=== Data listing ===
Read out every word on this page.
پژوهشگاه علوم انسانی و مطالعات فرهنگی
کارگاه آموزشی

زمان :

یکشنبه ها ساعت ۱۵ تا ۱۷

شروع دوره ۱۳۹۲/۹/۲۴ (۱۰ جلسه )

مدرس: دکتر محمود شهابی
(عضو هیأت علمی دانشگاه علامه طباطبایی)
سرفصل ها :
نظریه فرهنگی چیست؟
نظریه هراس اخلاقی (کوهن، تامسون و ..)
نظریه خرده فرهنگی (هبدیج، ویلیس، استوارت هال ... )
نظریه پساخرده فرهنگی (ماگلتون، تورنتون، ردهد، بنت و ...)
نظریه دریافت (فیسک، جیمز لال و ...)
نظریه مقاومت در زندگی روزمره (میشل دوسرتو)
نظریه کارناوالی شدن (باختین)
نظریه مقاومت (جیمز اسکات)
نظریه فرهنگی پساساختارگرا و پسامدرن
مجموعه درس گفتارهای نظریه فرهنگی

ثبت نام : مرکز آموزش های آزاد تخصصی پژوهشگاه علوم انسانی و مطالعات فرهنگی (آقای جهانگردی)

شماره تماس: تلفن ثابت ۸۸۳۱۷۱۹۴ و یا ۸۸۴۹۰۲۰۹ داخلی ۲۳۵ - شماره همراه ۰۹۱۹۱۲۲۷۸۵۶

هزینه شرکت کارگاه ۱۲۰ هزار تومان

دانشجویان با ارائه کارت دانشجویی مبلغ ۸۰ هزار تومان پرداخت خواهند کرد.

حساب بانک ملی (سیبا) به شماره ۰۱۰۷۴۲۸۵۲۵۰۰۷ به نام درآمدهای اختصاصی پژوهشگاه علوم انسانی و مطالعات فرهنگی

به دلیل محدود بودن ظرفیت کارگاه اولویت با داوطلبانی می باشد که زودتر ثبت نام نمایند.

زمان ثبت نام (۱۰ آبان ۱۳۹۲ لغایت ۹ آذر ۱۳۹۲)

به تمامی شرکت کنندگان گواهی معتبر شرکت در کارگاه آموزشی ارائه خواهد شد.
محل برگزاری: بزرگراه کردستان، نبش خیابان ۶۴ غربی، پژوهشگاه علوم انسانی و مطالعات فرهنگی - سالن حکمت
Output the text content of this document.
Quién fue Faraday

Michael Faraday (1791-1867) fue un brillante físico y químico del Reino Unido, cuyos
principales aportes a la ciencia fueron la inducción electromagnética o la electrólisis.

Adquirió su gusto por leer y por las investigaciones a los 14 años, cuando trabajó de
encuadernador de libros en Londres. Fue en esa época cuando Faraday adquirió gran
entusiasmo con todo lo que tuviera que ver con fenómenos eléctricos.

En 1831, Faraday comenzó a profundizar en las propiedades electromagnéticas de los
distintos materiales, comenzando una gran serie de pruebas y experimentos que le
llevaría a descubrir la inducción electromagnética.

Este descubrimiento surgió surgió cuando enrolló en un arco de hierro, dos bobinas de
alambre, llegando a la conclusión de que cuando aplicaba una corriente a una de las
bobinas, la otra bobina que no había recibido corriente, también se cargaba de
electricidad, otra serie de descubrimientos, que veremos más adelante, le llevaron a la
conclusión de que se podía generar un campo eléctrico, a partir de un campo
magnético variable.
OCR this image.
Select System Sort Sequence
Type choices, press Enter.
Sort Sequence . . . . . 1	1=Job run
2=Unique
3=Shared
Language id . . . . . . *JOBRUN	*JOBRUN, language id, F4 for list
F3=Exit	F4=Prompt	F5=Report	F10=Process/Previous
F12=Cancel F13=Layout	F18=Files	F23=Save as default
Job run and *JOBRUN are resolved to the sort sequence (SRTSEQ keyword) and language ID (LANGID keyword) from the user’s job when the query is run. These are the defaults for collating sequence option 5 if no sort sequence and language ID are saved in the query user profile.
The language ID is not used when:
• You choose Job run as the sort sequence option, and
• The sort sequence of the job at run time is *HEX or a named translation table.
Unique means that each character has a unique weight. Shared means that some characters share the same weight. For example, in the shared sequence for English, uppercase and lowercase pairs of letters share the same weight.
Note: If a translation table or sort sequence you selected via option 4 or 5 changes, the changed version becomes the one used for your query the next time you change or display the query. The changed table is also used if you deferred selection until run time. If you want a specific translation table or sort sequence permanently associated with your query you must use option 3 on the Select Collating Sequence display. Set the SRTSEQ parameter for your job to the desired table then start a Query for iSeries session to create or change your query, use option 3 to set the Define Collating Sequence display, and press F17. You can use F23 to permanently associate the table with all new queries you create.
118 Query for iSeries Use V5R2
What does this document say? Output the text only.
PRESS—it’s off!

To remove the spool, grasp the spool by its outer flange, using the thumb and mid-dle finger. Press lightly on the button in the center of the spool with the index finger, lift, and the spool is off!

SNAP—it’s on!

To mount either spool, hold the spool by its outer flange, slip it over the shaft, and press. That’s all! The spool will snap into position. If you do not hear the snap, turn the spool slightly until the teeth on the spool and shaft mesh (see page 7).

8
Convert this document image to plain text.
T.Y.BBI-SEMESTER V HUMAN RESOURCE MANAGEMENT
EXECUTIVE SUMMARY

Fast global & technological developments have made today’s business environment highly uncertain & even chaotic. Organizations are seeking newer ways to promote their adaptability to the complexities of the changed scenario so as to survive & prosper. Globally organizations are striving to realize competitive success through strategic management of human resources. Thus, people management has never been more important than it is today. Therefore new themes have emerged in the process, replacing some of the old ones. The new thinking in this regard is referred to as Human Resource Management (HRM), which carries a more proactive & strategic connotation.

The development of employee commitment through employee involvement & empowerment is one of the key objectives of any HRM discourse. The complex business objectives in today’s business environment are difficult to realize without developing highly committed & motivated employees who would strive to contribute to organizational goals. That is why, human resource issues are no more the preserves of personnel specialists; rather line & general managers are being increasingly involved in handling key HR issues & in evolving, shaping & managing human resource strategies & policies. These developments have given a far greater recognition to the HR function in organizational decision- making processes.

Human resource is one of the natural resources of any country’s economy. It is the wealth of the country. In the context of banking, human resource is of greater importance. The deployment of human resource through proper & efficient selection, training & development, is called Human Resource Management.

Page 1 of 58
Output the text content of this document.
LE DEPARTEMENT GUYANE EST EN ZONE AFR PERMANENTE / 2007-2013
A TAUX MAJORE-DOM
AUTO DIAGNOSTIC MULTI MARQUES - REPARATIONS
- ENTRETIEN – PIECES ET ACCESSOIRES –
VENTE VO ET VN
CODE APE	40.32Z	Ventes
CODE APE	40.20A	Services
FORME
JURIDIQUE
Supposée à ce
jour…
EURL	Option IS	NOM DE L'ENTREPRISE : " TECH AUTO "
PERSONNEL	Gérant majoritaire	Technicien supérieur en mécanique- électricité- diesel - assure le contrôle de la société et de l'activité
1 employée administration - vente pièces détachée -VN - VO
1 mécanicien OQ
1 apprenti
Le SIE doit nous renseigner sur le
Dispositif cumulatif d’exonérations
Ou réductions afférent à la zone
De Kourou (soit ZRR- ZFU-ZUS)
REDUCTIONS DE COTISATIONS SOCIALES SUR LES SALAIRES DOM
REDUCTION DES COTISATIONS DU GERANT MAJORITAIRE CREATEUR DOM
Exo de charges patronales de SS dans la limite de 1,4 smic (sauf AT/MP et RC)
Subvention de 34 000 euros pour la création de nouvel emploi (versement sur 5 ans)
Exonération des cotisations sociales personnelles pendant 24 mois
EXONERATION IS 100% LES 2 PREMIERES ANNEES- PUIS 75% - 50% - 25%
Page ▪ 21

=== Written request ===
Reproduce every line of the listing above in which the string "gran" appears.

=== Reply to the exercise ===
encuadernador de libros en Londres. Fue en esa época cuando Faraday adquirió gran
distintos materiales, comenzando una gran serie de pruebas y experimentos que le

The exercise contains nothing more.